# [Task prompt]
Omit every picture and write out the rest of the records exactly.

# [Material provided]
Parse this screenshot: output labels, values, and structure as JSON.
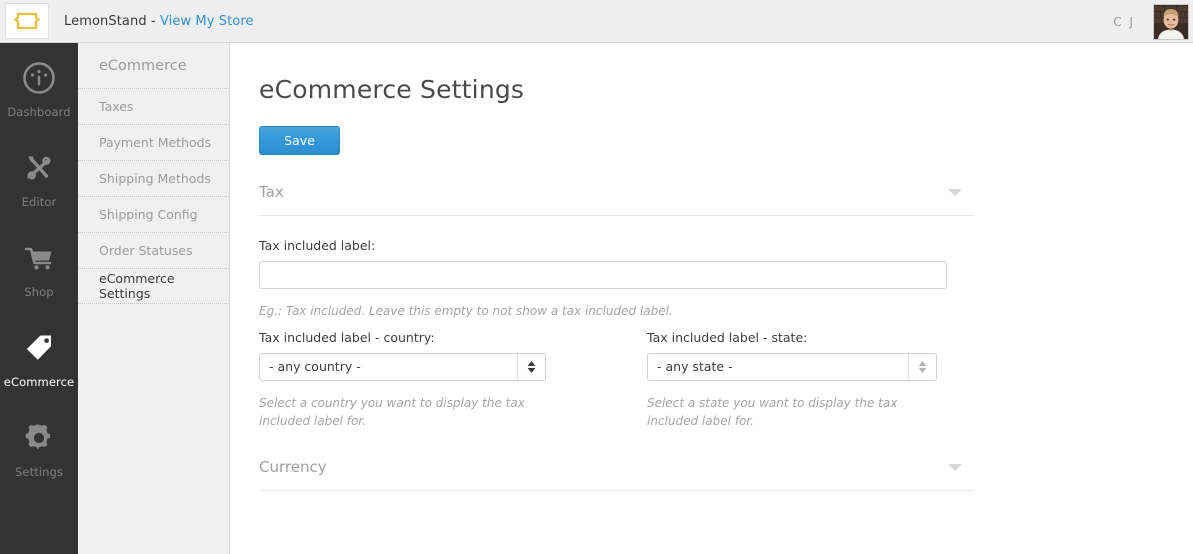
{
  "topbar": {
    "logo_icon": "lemonstand-tag-logo",
    "logo_color": "#e8c13c",
    "brand_name": "LemonStand - ",
    "store_link": "View My Store",
    "store_link_color": "#2f8fd0",
    "user_initials": "C J",
    "avatar_icon": "user-avatar-photo"
  },
  "sidebar": {
    "items": [
      {
        "label": "Dashboard",
        "icon": "dashboard-gauge-icon",
        "active": false
      },
      {
        "label": "Editor",
        "icon": "editor-tools-icon",
        "active": false
      },
      {
        "label": "Shop",
        "icon": "shop-cart-icon",
        "active": false
      },
      {
        "label": "eCommerce",
        "icon": "ecommerce-tag-icon",
        "active": true
      },
      {
        "label": "Settings",
        "icon": "settings-gear-icon",
        "active": false
      }
    ]
  },
  "subnav": {
    "title": "eCommerce",
    "items": [
      {
        "label": "Taxes",
        "active": false
      },
      {
        "label": "Payment Methods",
        "active": false
      },
      {
        "label": "Shipping Methods",
        "active": false
      },
      {
        "label": "Shipping Config",
        "active": false
      },
      {
        "label": "Order Statuses",
        "active": false
      },
      {
        "label": "eCommerce Settings",
        "active": true
      }
    ]
  },
  "main": {
    "page_title": "eCommerce Settings",
    "save_label": "Save",
    "save_color": "#3498db",
    "sections": {
      "tax": {
        "title": "Tax",
        "toggle_icon": "chevron-down-icon",
        "tax_included_label": {
          "label": "Tax included label:",
          "value": "",
          "placeholder": "",
          "hint": "Eg.: Tax included. Leave this empty to not show a tax included label."
        },
        "country": {
          "label": "Tax included label - country:",
          "value": "- any country -",
          "hint": "Select a country you want to display the tax included label for.",
          "arrow_icon": "select-updown-arrow-icon"
        },
        "state": {
          "label": "Tax included label - state:",
          "value": "- any state -",
          "hint": "Select a state you want to display the tax included label for.",
          "arrow_icon": "select-updown-arrow-icon"
        }
      },
      "currency": {
        "title": "Currency",
        "toggle_icon": "chevron-down-icon"
      }
    }
  }
}
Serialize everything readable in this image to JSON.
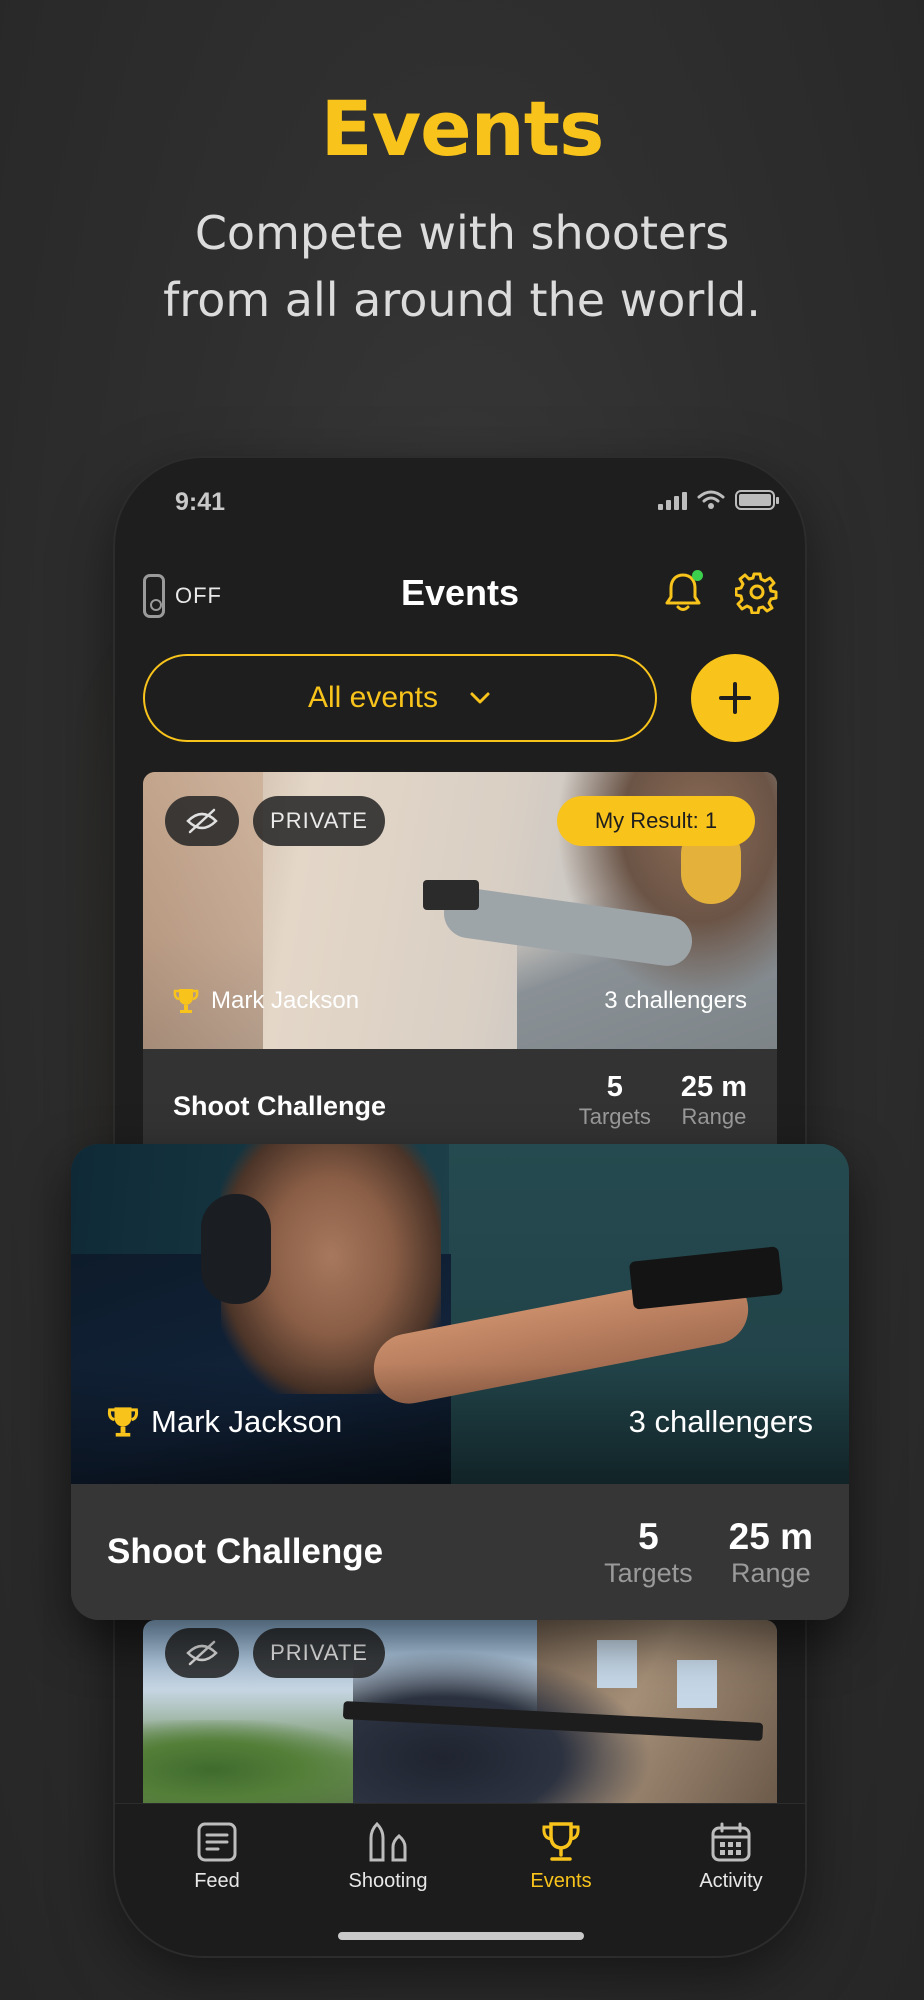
{
  "hero": {
    "title": "Events",
    "subtitle": "Compete with shooters\nfrom all around the world."
  },
  "status_bar": {
    "time": "9:41"
  },
  "nav": {
    "device_status": "OFF",
    "title": "Events"
  },
  "filter": {
    "selected": "All events"
  },
  "cards": [
    {
      "visibility_badge": "PRIVATE",
      "my_result": "My Result: 1",
      "winner": "Mark Jackson",
      "challengers": "3 challengers",
      "title": "Shoot Challenge",
      "targets_value": "5",
      "targets_label": "Targets",
      "range_value": "25 m",
      "range_label": "Range"
    },
    {
      "winner": "Mark Jackson",
      "challengers": "3 challengers",
      "title": "Shoot Challenge",
      "targets_value": "5",
      "targets_label": "Targets",
      "range_value": "25 m",
      "range_label": "Range"
    },
    {
      "visibility_badge": "PRIVATE"
    }
  ],
  "tab_bar": {
    "tabs": [
      {
        "label": "Feed",
        "icon": "feed-icon"
      },
      {
        "label": "Shooting",
        "icon": "bullets-icon"
      },
      {
        "label": "Events",
        "icon": "trophy-icon",
        "active": true
      },
      {
        "label": "Activity",
        "icon": "calendar-icon"
      }
    ]
  },
  "colors": {
    "accent": "#f8c31b",
    "background": "#2f2f2f",
    "card": "#333333",
    "notification_dot": "#3ccf4e"
  }
}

# [Answer for the task]
Parse this screenshot: output labels, values, and structure as JSON.
{
  "topbar": {
    "logo_icon": "lemonstand-tag-logo",
    "logo_color": "#e8c13c",
    "brand_name": "LemonStand - ",
    "store_link": "View My Store",
    "store_link_color": "#2f8fd0",
    "user_initials": "C J",
    "avatar_icon": "user-avatar-photo"
  },
  "sidebar": {
    "items": [
      {
        "label": "Dashboard",
        "icon": "dashboard-gauge-icon",
        "active": false
      },
      {
        "label": "Editor",
        "icon": "editor-tools-icon",
        "active": false
      },
      {
        "label": "Shop",
        "icon": "shop-cart-icon",
        "active": false
      },
      {
        "label": "eCommerce",
        "icon": "ecommerce-tag-icon",
        "active": true
      },
      {
        "label": "Settings",
        "icon": "settings-gear-icon",
        "active": false
      }
    ]
  },
  "subnav": {
    "title": "eCommerce",
    "items": [
      {
        "label": "Taxes",
        "active": false
      },
      {
        "label": "Payment Methods",
        "active": false
      },
      {
        "label": "Shipping Methods",
        "active": false
      },
      {
        "label": "Shipping Config",
        "active": false
      },
      {
        "label": "Order Statuses",
        "active": false
      },
      {
        "label": "eCommerce Settings",
        "active": true
      }
    ]
  },
  "main": {
    "page_title": "eCommerce Settings",
    "save_label": "Save",
    "save_color": "#3498db",
    "sections": {
      "tax": {
        "title": "Tax",
        "toggle_icon": "chevron-down-icon",
        "tax_included_label": {
          "label": "Tax included label:",
          "value": "",
          "placeholder": "",
          "hint": "Eg.: Tax included. Leave this empty to not show a tax included label."
        },
        "country": {
          "label": "Tax included label - country:",
          "value": "- any country -",
          "hint": "Select a country you want to display the tax included label for.",
          "arrow_icon": "select-updown-arrow-icon"
        },
        "state": {
          "label": "Tax included label - state:",
          "value": "- any state -",
          "hint": "Select a state you want to display the tax included label for.",
          "arrow_icon": "select-updown-arrow-icon"
        }
      },
      "currency": {
        "title": "Currency",
        "toggle_icon": "chevron-down-icon"
      }
    }
  }
}
Serialize everything readable in this image to JSON.
{
  "hero": {
    "title": "Events",
    "subtitle": "Compete with shooters\nfrom all around the world."
  },
  "status_bar": {
    "time": "9:41"
  },
  "nav": {
    "device_status": "OFF",
    "title": "Events"
  },
  "filter": {
    "selected": "All events"
  },
  "cards": [
    {
      "visibility_badge": "PRIVATE",
      "my_result": "My Result: 1",
      "winner": "Mark Jackson",
      "challengers": "3 challengers",
      "title": "Shoot Challenge",
      "targets_value": "5",
      "targets_label": "Targets",
      "range_value": "25 m",
      "range_label": "Range"
    },
    {
      "winner": "Mark Jackson",
      "challengers": "3 challengers",
      "title": "Shoot Challenge",
      "targets_value": "5",
      "targets_label": "Targets",
      "range_value": "25 m",
      "range_label": "Range"
    },
    {
      "visibility_badge": "PRIVATE"
    }
  ],
  "tab_bar": {
    "tabs": [
      {
        "label": "Feed",
        "icon": "feed-icon"
      },
      {
        "label": "Shooting",
        "icon": "bullets-icon"
      },
      {
        "label": "Events",
        "icon": "trophy-icon",
        "active": true
      },
      {
        "label": "Activity",
        "icon": "calendar-icon"
      }
    ]
  },
  "colors": {
    "accent": "#f8c31b",
    "background": "#2f2f2f",
    "card": "#333333",
    "notification_dot": "#3ccf4e"
  }
}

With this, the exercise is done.